From the entries below, copy every line that holds the word "水平动态变化的研究".

Dataset entries

Start

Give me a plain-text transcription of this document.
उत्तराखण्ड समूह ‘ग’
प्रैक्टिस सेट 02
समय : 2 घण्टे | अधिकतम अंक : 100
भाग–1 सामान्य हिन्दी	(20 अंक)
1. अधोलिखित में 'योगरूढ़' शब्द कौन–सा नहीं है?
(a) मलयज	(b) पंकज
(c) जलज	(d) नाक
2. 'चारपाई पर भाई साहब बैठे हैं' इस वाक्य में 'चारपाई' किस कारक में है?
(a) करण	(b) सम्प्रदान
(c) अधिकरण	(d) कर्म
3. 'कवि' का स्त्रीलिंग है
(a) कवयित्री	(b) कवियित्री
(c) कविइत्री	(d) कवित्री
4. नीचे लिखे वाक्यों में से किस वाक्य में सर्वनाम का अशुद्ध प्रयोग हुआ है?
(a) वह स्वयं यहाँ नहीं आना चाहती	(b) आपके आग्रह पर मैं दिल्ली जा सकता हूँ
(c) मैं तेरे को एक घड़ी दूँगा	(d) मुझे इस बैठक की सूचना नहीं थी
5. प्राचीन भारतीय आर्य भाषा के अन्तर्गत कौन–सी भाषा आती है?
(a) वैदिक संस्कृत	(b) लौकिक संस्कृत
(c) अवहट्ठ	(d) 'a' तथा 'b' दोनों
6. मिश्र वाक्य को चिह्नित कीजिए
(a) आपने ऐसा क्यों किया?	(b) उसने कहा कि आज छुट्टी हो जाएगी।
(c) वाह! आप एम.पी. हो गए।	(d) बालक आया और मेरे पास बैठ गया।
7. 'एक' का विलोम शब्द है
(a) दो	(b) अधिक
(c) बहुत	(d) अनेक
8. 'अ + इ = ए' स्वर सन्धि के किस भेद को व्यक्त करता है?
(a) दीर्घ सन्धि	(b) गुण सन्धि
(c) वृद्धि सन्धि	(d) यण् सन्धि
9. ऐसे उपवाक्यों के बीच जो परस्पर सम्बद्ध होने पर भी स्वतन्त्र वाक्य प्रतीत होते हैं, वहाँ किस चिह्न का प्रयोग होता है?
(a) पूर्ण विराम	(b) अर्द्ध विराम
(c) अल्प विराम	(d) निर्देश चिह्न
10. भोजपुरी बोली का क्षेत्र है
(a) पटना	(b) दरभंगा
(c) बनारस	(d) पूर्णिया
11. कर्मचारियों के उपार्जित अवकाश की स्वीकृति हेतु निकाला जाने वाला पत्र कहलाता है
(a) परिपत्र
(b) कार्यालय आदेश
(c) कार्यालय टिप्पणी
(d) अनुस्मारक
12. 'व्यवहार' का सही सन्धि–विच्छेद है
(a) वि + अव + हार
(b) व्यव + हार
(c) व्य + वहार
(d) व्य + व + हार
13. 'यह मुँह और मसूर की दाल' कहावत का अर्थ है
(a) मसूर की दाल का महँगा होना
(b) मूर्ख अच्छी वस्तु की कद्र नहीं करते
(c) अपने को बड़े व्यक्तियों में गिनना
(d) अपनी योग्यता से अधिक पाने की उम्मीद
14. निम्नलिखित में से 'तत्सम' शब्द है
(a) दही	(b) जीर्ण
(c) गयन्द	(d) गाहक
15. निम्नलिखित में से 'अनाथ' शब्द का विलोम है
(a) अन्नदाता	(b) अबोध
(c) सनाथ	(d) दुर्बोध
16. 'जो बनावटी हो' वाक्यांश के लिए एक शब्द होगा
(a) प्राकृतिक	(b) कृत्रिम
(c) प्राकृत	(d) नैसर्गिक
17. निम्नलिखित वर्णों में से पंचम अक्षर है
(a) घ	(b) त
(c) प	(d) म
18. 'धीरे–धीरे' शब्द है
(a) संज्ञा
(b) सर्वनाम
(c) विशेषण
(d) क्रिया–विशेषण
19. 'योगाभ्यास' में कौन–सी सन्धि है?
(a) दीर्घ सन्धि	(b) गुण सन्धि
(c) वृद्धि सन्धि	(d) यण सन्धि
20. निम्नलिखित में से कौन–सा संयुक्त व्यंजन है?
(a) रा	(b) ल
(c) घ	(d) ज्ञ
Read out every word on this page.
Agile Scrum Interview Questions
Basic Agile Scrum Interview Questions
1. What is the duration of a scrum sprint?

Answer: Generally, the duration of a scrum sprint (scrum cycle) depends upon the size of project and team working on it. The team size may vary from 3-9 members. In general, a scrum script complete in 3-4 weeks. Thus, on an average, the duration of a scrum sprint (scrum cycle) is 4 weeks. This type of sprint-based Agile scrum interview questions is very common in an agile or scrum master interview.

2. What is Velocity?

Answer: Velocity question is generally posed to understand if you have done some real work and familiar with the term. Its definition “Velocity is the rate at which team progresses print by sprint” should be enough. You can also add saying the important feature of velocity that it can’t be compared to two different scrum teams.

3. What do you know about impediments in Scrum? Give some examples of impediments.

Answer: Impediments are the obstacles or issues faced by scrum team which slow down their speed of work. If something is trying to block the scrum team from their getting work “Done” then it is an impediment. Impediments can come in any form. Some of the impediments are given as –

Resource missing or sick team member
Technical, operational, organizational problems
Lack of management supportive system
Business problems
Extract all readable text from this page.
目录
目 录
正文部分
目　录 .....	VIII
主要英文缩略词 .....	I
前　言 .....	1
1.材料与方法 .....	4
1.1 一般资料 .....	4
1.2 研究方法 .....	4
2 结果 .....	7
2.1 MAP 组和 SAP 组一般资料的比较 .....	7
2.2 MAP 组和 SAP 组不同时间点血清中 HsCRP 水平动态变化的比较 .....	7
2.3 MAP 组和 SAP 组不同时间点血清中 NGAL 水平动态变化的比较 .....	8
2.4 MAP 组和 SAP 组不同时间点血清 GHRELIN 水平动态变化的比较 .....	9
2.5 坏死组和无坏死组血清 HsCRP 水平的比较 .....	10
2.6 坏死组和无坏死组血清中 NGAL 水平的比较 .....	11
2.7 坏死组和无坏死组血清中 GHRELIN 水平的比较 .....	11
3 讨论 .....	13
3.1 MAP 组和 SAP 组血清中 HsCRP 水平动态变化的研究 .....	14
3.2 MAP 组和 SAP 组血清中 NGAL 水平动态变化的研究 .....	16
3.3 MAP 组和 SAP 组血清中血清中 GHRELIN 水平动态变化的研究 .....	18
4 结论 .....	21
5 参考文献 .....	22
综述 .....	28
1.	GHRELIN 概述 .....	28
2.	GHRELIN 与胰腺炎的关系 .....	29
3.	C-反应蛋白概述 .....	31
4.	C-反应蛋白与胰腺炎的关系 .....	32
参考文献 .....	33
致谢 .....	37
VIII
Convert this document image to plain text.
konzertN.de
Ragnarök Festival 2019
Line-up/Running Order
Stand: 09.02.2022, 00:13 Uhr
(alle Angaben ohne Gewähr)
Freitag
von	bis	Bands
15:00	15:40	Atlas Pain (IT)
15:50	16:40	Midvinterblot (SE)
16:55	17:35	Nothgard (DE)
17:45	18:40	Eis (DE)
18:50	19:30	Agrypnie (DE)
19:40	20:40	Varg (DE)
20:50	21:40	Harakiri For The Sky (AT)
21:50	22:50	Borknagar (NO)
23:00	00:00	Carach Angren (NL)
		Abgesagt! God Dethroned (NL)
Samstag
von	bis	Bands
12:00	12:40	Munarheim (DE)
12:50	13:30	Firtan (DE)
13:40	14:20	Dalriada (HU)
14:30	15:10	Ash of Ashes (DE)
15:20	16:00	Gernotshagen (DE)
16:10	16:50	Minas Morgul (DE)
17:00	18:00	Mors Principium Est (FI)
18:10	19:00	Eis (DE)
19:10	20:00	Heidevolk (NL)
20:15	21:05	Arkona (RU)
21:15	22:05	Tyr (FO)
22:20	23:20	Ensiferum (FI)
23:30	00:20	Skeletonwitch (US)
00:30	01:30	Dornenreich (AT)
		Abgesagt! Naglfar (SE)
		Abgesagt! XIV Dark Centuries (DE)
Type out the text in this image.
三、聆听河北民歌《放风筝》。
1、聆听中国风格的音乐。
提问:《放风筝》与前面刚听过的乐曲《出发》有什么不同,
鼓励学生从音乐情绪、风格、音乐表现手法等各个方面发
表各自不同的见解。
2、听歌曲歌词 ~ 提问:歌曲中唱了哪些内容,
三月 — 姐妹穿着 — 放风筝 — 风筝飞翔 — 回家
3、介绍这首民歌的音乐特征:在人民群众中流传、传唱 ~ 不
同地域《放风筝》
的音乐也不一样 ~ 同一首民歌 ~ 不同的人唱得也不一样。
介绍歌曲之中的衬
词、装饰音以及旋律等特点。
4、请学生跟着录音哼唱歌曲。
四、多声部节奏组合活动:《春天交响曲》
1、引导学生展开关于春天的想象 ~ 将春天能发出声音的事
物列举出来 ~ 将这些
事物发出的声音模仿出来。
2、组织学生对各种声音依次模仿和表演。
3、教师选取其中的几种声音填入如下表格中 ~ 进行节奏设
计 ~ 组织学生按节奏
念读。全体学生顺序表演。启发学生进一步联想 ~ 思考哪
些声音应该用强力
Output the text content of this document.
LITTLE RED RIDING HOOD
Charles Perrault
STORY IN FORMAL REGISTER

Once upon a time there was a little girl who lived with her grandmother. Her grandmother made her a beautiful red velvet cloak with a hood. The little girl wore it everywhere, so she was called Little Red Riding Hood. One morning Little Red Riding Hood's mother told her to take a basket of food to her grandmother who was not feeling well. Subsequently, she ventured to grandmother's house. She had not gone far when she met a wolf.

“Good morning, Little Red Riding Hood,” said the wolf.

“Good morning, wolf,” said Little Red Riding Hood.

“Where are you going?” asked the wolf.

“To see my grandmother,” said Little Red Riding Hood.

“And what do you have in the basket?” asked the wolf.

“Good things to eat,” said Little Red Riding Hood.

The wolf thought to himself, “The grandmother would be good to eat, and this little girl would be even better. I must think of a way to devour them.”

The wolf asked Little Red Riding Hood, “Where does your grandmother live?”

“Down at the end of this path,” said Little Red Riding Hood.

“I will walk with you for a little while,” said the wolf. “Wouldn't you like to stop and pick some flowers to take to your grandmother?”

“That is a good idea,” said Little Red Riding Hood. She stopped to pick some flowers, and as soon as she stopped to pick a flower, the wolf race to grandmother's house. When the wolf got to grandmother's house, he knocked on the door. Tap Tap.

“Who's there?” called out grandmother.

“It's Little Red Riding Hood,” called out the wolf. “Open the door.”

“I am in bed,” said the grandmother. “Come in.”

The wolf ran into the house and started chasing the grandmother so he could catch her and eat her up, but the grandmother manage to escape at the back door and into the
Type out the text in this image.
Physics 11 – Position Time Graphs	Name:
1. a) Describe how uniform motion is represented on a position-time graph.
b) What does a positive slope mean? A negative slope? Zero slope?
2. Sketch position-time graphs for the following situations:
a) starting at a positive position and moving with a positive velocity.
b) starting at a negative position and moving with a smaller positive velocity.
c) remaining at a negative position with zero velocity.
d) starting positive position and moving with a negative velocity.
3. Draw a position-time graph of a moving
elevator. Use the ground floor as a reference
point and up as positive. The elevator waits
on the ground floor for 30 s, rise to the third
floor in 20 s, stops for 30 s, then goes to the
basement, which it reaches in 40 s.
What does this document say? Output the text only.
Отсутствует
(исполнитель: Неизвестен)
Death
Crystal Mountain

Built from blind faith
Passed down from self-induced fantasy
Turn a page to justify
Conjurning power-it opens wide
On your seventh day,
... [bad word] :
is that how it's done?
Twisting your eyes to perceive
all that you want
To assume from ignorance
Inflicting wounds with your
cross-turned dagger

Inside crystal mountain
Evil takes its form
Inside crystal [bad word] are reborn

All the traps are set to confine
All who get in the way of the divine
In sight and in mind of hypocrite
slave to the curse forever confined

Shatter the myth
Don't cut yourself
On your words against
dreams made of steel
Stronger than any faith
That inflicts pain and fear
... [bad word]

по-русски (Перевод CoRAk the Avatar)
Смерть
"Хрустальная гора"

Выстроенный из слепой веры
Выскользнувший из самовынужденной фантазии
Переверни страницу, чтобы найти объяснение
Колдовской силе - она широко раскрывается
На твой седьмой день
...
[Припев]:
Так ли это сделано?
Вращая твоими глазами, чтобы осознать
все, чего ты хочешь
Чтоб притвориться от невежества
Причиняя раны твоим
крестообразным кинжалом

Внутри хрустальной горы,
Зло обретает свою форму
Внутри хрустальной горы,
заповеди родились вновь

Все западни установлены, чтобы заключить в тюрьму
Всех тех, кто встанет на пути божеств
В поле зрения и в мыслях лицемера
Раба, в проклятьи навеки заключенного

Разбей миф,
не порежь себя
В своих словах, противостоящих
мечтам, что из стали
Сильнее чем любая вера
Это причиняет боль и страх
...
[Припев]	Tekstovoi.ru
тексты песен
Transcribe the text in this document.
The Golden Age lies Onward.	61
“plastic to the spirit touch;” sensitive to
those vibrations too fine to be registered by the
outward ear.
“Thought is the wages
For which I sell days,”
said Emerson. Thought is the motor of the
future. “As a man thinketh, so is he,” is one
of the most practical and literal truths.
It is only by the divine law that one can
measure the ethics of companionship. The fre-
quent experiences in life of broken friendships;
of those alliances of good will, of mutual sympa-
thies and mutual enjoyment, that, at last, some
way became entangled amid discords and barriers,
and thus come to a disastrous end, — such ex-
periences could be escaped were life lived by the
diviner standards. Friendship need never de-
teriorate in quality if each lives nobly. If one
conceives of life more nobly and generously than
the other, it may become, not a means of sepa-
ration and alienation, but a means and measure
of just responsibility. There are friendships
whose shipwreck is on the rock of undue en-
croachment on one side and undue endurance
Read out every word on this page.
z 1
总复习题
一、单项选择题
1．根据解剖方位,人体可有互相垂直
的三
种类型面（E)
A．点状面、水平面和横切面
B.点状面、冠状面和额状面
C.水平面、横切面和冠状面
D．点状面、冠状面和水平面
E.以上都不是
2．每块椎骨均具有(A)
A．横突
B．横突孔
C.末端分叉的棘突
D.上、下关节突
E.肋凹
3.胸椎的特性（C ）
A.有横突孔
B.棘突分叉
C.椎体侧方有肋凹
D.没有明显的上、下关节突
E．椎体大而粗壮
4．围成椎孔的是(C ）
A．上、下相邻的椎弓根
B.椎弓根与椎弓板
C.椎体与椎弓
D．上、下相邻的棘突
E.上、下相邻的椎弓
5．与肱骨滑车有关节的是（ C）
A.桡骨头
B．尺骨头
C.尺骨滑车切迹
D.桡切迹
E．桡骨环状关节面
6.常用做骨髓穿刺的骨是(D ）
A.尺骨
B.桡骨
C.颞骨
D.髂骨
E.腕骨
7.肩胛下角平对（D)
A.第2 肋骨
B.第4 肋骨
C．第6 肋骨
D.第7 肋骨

End

Reply |
3.1 MAP 组和 SAP 组血清中 HsCRP 水平动态变化的研究 .....	14
3.2 MAP 组和 SAP 组血清中 NGAL 水平动态变化的研究 .....	16
3.3 MAP 组和 SAP 组血清中血清中 GHRELIN 水平动态变化的研究 .....	18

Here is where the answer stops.